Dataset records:
(begin)
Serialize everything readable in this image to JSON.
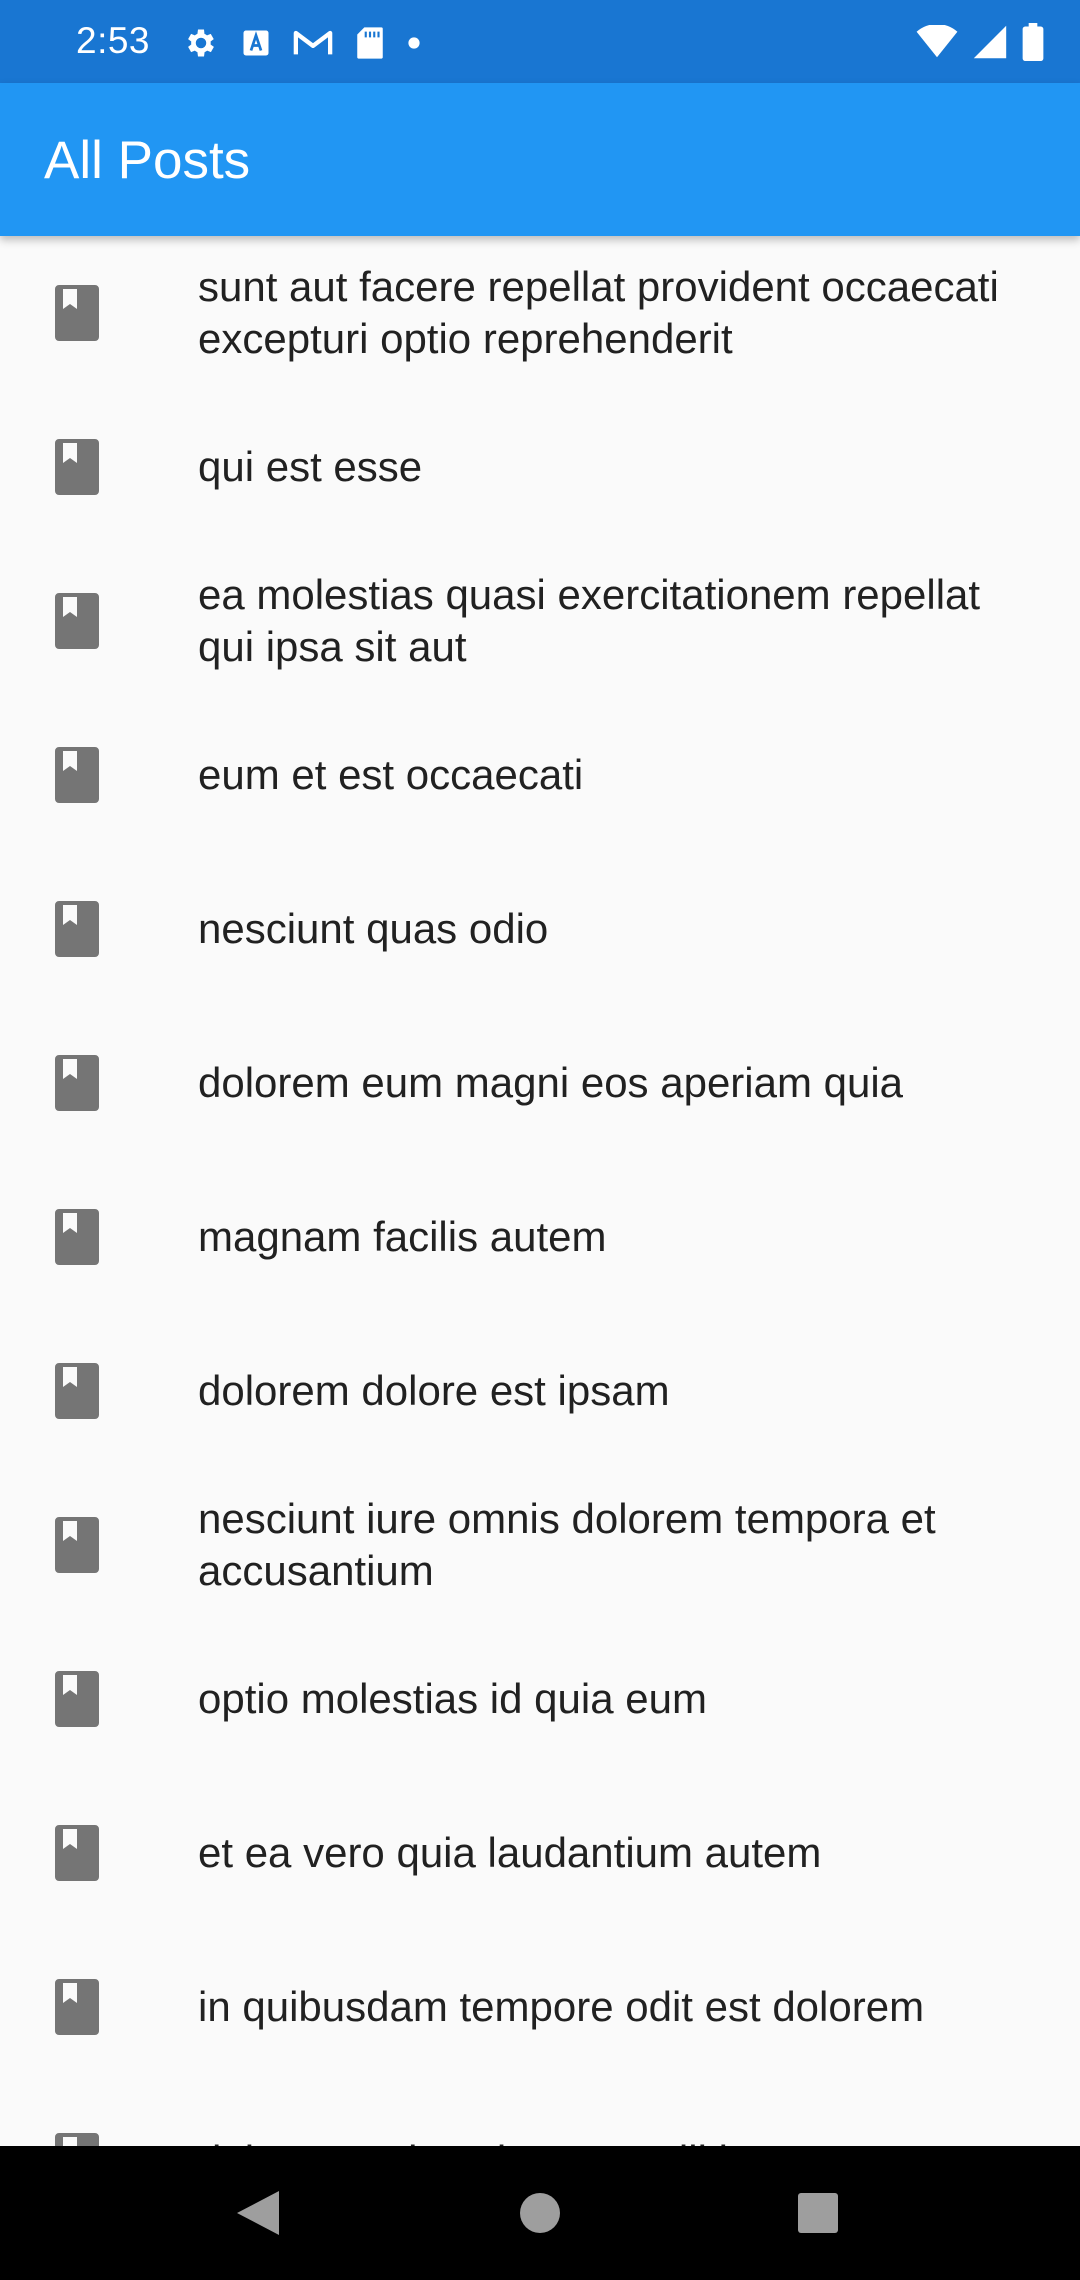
{
  "status_bar": {
    "time": "2:53",
    "left_icons": [
      "settings-icon",
      "a-icon",
      "gmail-icon",
      "sd-card-icon",
      "dot-icon"
    ],
    "right_icons": [
      "wifi-icon",
      "signal-icon",
      "battery-icon"
    ]
  },
  "app_bar": {
    "title": "All Posts",
    "color": "#2196f3"
  },
  "posts": [
    {
      "title": "sunt aut facere repellat provident occaecati excepturi optio reprehenderit"
    },
    {
      "title": "qui est esse"
    },
    {
      "title": "ea molestias quasi exercitationem repellat qui ipsa sit aut"
    },
    {
      "title": "eum et est occaecati"
    },
    {
      "title": "nesciunt quas odio"
    },
    {
      "title": "dolorem eum magni eos aperiam quia"
    },
    {
      "title": "magnam facilis autem"
    },
    {
      "title": "dolorem dolore est ipsam"
    },
    {
      "title": "nesciunt iure omnis dolorem tempora et accusantium"
    },
    {
      "title": "optio molestias id quia eum"
    },
    {
      "title": "et ea vero quia laudantium autem"
    },
    {
      "title": "in quibusdam tempore odit est dolorem"
    },
    {
      "title": "dolorum ut in voluptas mollitia et saepe"
    }
  ],
  "post_icon": "book-icon",
  "nav_bar": {
    "buttons": [
      "back-icon",
      "home-icon",
      "recents-icon"
    ]
  }
}
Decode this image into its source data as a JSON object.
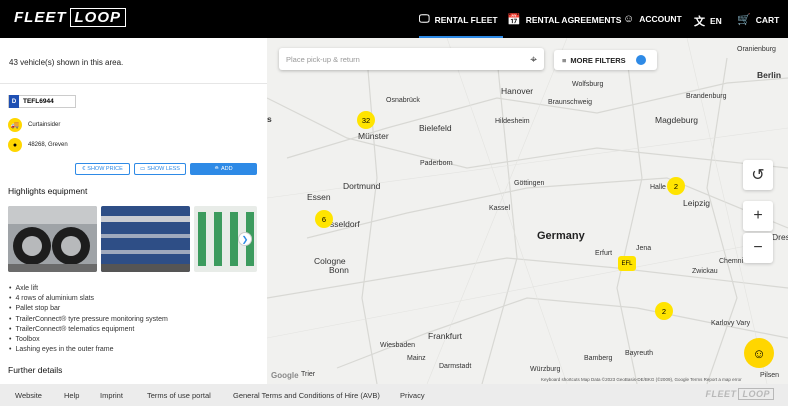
{
  "nav": {
    "logo_fleet": "FLEET",
    "logo_loop": "LOOP",
    "items": [
      {
        "label": "RENTAL FLEET",
        "icon": "monitor-icon"
      },
      {
        "label": "RENTAL AGREEMENTS",
        "icon": "calendar-icon"
      },
      {
        "label": "ACCOUNT",
        "icon": "user-circle-icon"
      },
      {
        "label": "EN",
        "icon": "translate-icon"
      },
      {
        "label": "CART",
        "icon": "cart-icon"
      }
    ],
    "accent_color": "#2e8ae6"
  },
  "panel": {
    "count_text": "43 vehicle(s) shown in this area.",
    "vehicle": {
      "plate_prefix": "D",
      "plate": "TEFL6944",
      "type": "Curtainsider",
      "location": "48268, Greven"
    },
    "buttons": {
      "show_price": "SHOW PRICE",
      "show_less": "SHOW LESS",
      "add": "ADD"
    },
    "highlights_title": "Highlights equipment",
    "equipment": [
      "Axle lift",
      "4 rows of aluminium slats",
      "Pallet stop bar",
      "TrailerConnect® tyre pressure monitoring system",
      "TrailerConnect® telematics equipment",
      "Toolbox",
      "Lashing eyes in the outer frame"
    ],
    "further_title": "Further details"
  },
  "map": {
    "search_placeholder": "Place pick-up & return",
    "more_filters": "MORE FILTERS",
    "country_label": "Germany",
    "cities": {
      "oranienburg": "Oranienburg",
      "berlin": "Berlin",
      "brandenburg": "Brandenburg",
      "osnabrueck": "Osnabrück",
      "hanover": "Hanover",
      "wolfsburg": "Wolfsburg",
      "braunschweig": "Braunschweig",
      "magdeburg": "Magdeburg",
      "bielefeld": "Bielefeld",
      "muenster": "Münster",
      "hildesheim": "Hildesheim",
      "paderborn": "Paderborn",
      "dortmund": "Dortmund",
      "essen": "Essen",
      "goettingen": "Göttingen",
      "halle": "Halle (",
      "leipzig": "Leipzig",
      "kassel": "Kassel",
      "duesseldorf": "sseldorf",
      "cologne": "Cologne",
      "bonn": "Bonn",
      "erfurt": "Erfurt",
      "jena": "Jena",
      "zwickau": "Zwickau",
      "chemnitz": "Chemni",
      "dresden": "Dres",
      "frankfurt": "Frankfurt",
      "wiesbaden": "Wiesbaden",
      "mainz": "Mainz",
      "darmstadt": "Darmstadt",
      "bamberg": "Bamberg",
      "bayreuth": "Bayreuth",
      "wuerzburg": "Würzburg",
      "karlovy_vary": "Karlovy Vary",
      "trier": "Trier",
      "plzen": "Pilsen",
      "edge_s": "s"
    },
    "clusters": [
      {
        "label": "32"
      },
      {
        "label": "6"
      },
      {
        "label": "2"
      },
      {
        "label": "2"
      }
    ],
    "marker_label": "EFL",
    "attribution": "Keyboard shortcuts    Map Data ©2023 GeoBasis-DE/BKG (©2009), Google    Terms    Report a map error",
    "google": "Google"
  },
  "footer": {
    "links": [
      "Website",
      "Help",
      "Imprint",
      "Terms of use portal",
      "General Terms and Conditions of Hire (AVB)",
      "Privacy"
    ],
    "logo_fleet": "FLEET",
    "logo_loop": "LOOP"
  }
}
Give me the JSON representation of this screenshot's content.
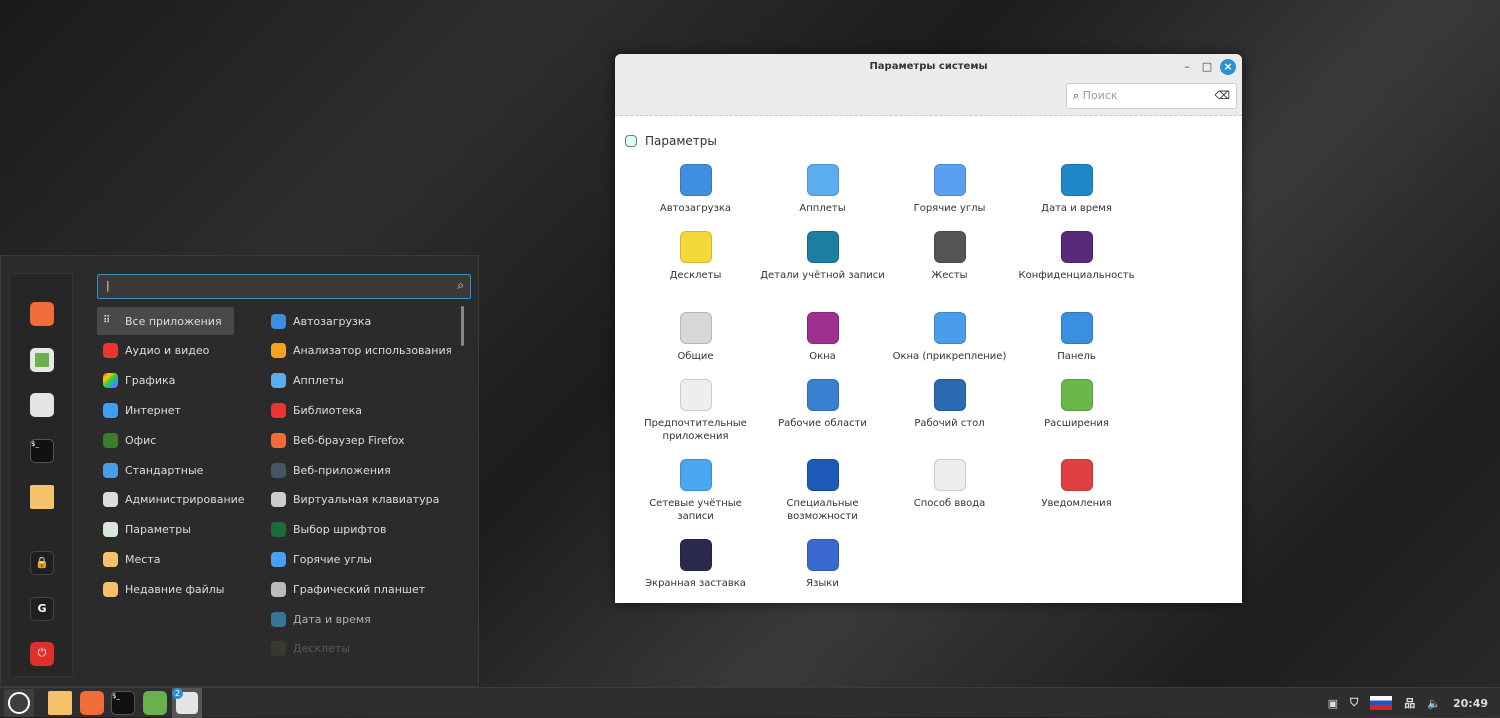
{
  "menu": {
    "search_value": "",
    "categories": [
      "Все приложения",
      "Аудио и видео",
      "Графика",
      "Интернет",
      "Офис",
      "Стандартные",
      "Администрирование",
      "Параметры",
      "Места",
      "Недавние файлы"
    ],
    "apps": [
      "Автозагрузка",
      "Анализатор использования…",
      "Апплеты",
      "Библиотека",
      "Веб-браузер Firefox",
      "Веб-приложения",
      "Виртуальная клавиатура",
      "Выбор шрифтов",
      "Горячие углы",
      "Графический планшет",
      "Дата и время",
      "Десклеты"
    ],
    "favorites": [
      "firefox-icon",
      "software-manager-icon",
      "settings-icon",
      "terminal-icon",
      "folder-icon",
      "lock-icon",
      "logout-icon",
      "power-icon"
    ]
  },
  "window": {
    "title": "Параметры системы",
    "search_placeholder": "Поиск",
    "section": "Параметры",
    "items": [
      "Автозагрузка",
      "Апплеты",
      "Горячие углы",
      "Дата и время",
      "Десклеты",
      "Детали учётной записи",
      "Жесты",
      "Конфиденциальность",
      "Общие",
      "Окна",
      "Окна (прикрепление)",
      "Панель",
      "Предпочтительные приложения",
      "Рабочие области",
      "Рабочий стол",
      "Расширения",
      "Сетевые учётные записи",
      "Специальные возможности",
      "Способ ввода",
      "Уведомления",
      "Экранная заставка",
      "Языки"
    ]
  },
  "panel": {
    "badge": "2",
    "clock": "20:49"
  }
}
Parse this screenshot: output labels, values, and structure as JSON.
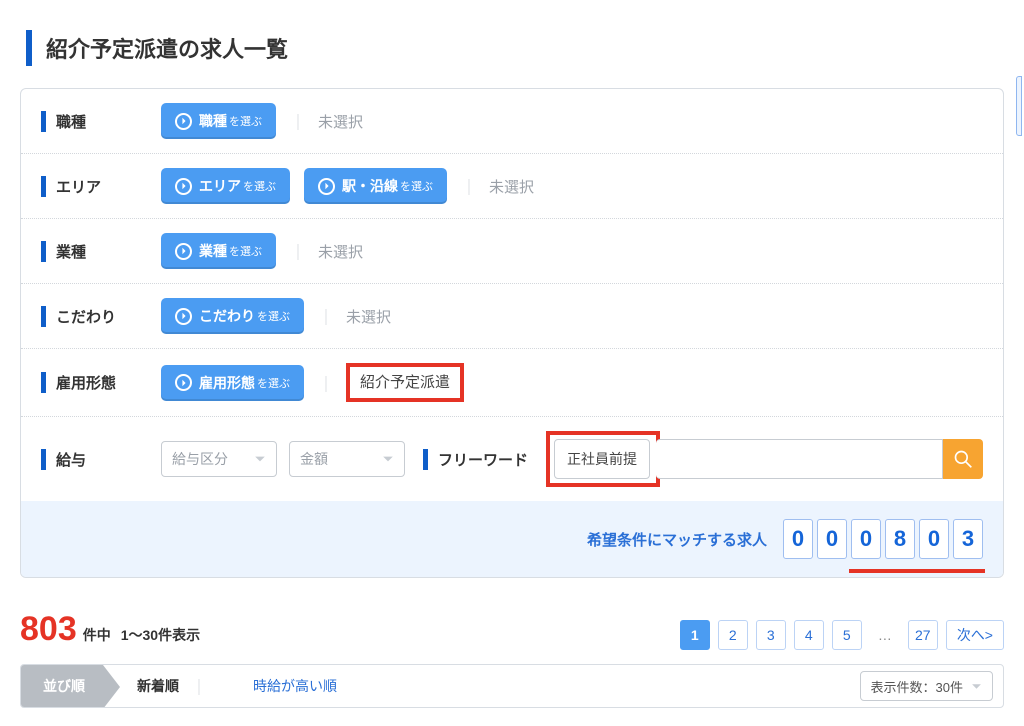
(end)
AIM -> Extract the full listing exactly, with the pictures left out.

IN RESPONSE ->
Serialize everything readable in this image to JSON.
{
  "status_bar": {
    "time": "2:53",
    "left_icons": [
      "settings-icon",
      "a-icon",
      "gmail-icon",
      "sd-card-icon",
      "dot-icon"
    ],
    "right_icons": [
      "wifi-icon",
      "signal-icon",
      "battery-icon"
    ]
  },
  "app_bar": {
    "title": "All Posts",
    "color": "#2196f3"
  },
  "posts": [
    {
      "title": "sunt aut facere repellat provident occaecati excepturi optio reprehenderit"
    },
    {
      "title": "qui est esse"
    },
    {
      "title": "ea molestias quasi exercitationem repellat qui ipsa sit aut"
    },
    {
      "title": "eum et est occaecati"
    },
    {
      "title": "nesciunt quas odio"
    },
    {
      "title": "dolorem eum magni eos aperiam quia"
    },
    {
      "title": "magnam facilis autem"
    },
    {
      "title": "dolorem dolore est ipsam"
    },
    {
      "title": "nesciunt iure omnis dolorem tempora et accusantium"
    },
    {
      "title": "optio molestias id quia eum"
    },
    {
      "title": "et ea vero quia laudantium autem"
    },
    {
      "title": "in quibusdam tempore odit est dolorem"
    },
    {
      "title": "dolorum ut in voluptas mollitia et saepe"
    }
  ],
  "post_icon": "book-icon",
  "nav_bar": {
    "buttons": [
      "back-icon",
      "home-icon",
      "recents-icon"
    ]
  }
}
Decode this image into its source data as a JSON object.
{
  "nav": {
    "logo_fleet": "FLEET",
    "logo_loop": "LOOP",
    "items": [
      {
        "label": "RENTAL FLEET",
        "icon": "monitor-icon"
      },
      {
        "label": "RENTAL AGREEMENTS",
        "icon": "calendar-icon"
      },
      {
        "label": "ACCOUNT",
        "icon": "user-circle-icon"
      },
      {
        "label": "EN",
        "icon": "translate-icon"
      },
      {
        "label": "CART",
        "icon": "cart-icon"
      }
    ],
    "accent_color": "#2e8ae6"
  },
  "panel": {
    "count_text": "43 vehicle(s) shown in this area.",
    "vehicle": {
      "plate_prefix": "D",
      "plate": "TEFL6944",
      "type": "Curtainsider",
      "location": "48268, Greven"
    },
    "buttons": {
      "show_price": "SHOW PRICE",
      "show_less": "SHOW LESS",
      "add": "ADD"
    },
    "highlights_title": "Highlights equipment",
    "equipment": [
      "Axle lift",
      "4 rows of aluminium slats",
      "Pallet stop bar",
      "TrailerConnect® tyre pressure monitoring system",
      "TrailerConnect® telematics equipment",
      "Toolbox",
      "Lashing eyes in the outer frame"
    ],
    "further_title": "Further details"
  },
  "map": {
    "search_placeholder": "Place pick-up & return",
    "more_filters": "MORE FILTERS",
    "country_label": "Germany",
    "cities": {
      "oranienburg": "Oranienburg",
      "berlin": "Berlin",
      "brandenburg": "Brandenburg",
      "osnabrueck": "Osnabrück",
      "hanover": "Hanover",
      "wolfsburg": "Wolfsburg",
      "braunschweig": "Braunschweig",
      "magdeburg": "Magdeburg",
      "bielefeld": "Bielefeld",
      "muenster": "Münster",
      "hildesheim": "Hildesheim",
      "paderborn": "Paderborn",
      "dortmund": "Dortmund",
      "essen": "Essen",
      "goettingen": "Göttingen",
      "halle": "Halle (",
      "leipzig": "Leipzig",
      "kassel": "Kassel",
      "duesseldorf": "sseldorf",
      "cologne": "Cologne",
      "bonn": "Bonn",
      "erfurt": "Erfurt",
      "jena": "Jena",
      "zwickau": "Zwickau",
      "chemnitz": "Chemni",
      "dresden": "Dres",
      "frankfurt": "Frankfurt",
      "wiesbaden": "Wiesbaden",
      "mainz": "Mainz",
      "darmstadt": "Darmstadt",
      "bamberg": "Bamberg",
      "bayreuth": "Bayreuth",
      "wuerzburg": "Würzburg",
      "karlovy_vary": "Karlovy Vary",
      "trier": "Trier",
      "plzen": "Pilsen",
      "edge_s": "s"
    },
    "clusters": [
      {
        "label": "32"
      },
      {
        "label": "6"
      },
      {
        "label": "2"
      },
      {
        "label": "2"
      }
    ],
    "marker_label": "EFL",
    "attribution": "Keyboard shortcuts    Map Data ©2023 GeoBasis-DE/BKG (©2009), Google    Terms    Report a map error",
    "google": "Google"
  },
  "footer": {
    "links": [
      "Website",
      "Help",
      "Imprint",
      "Terms of use portal",
      "General Terms and Conditions of Hire (AVB)",
      "Privacy"
    ],
    "logo_fleet": "FLEET",
    "logo_loop": "LOOP"
  }
}
Give me the JSON representation of this screenshot's content.
{
  "menu": {
    "search_value": "",
    "categories": [
      "Все приложения",
      "Аудио и видео",
      "Графика",
      "Интернет",
      "Офис",
      "Стандартные",
      "Администрирование",
      "Параметры",
      "Места",
      "Недавние файлы"
    ],
    "apps": [
      "Автозагрузка",
      "Анализатор использования…",
      "Апплеты",
      "Библиотека",
      "Веб-браузер Firefox",
      "Веб-приложения",
      "Виртуальная клавиатура",
      "Выбор шрифтов",
      "Горячие углы",
      "Графический планшет",
      "Дата и время",
      "Десклеты"
    ],
    "favorites": [
      "firefox-icon",
      "software-manager-icon",
      "settings-icon",
      "terminal-icon",
      "folder-icon",
      "lock-icon",
      "logout-icon",
      "power-icon"
    ]
  },
  "window": {
    "title": "Параметры системы",
    "search_placeholder": "Поиск",
    "section": "Параметры",
    "items": [
      "Автозагрузка",
      "Апплеты",
      "Горячие углы",
      "Дата и время",
      "Десклеты",
      "Детали учётной записи",
      "Жесты",
      "Конфиденциальность",
      "Общие",
      "Окна",
      "Окна (прикрепление)",
      "Панель",
      "Предпочтительные приложения",
      "Рабочие области",
      "Рабочий стол",
      "Расширения",
      "Сетевые учётные записи",
      "Специальные возможности",
      "Способ ввода",
      "Уведомления",
      "Экранная заставка",
      "Языки"
    ]
  },
  "panel": {
    "badge": "2",
    "clock": "20:49"
  }
}
Parse this screenshot: output labels, values, and structure as JSON.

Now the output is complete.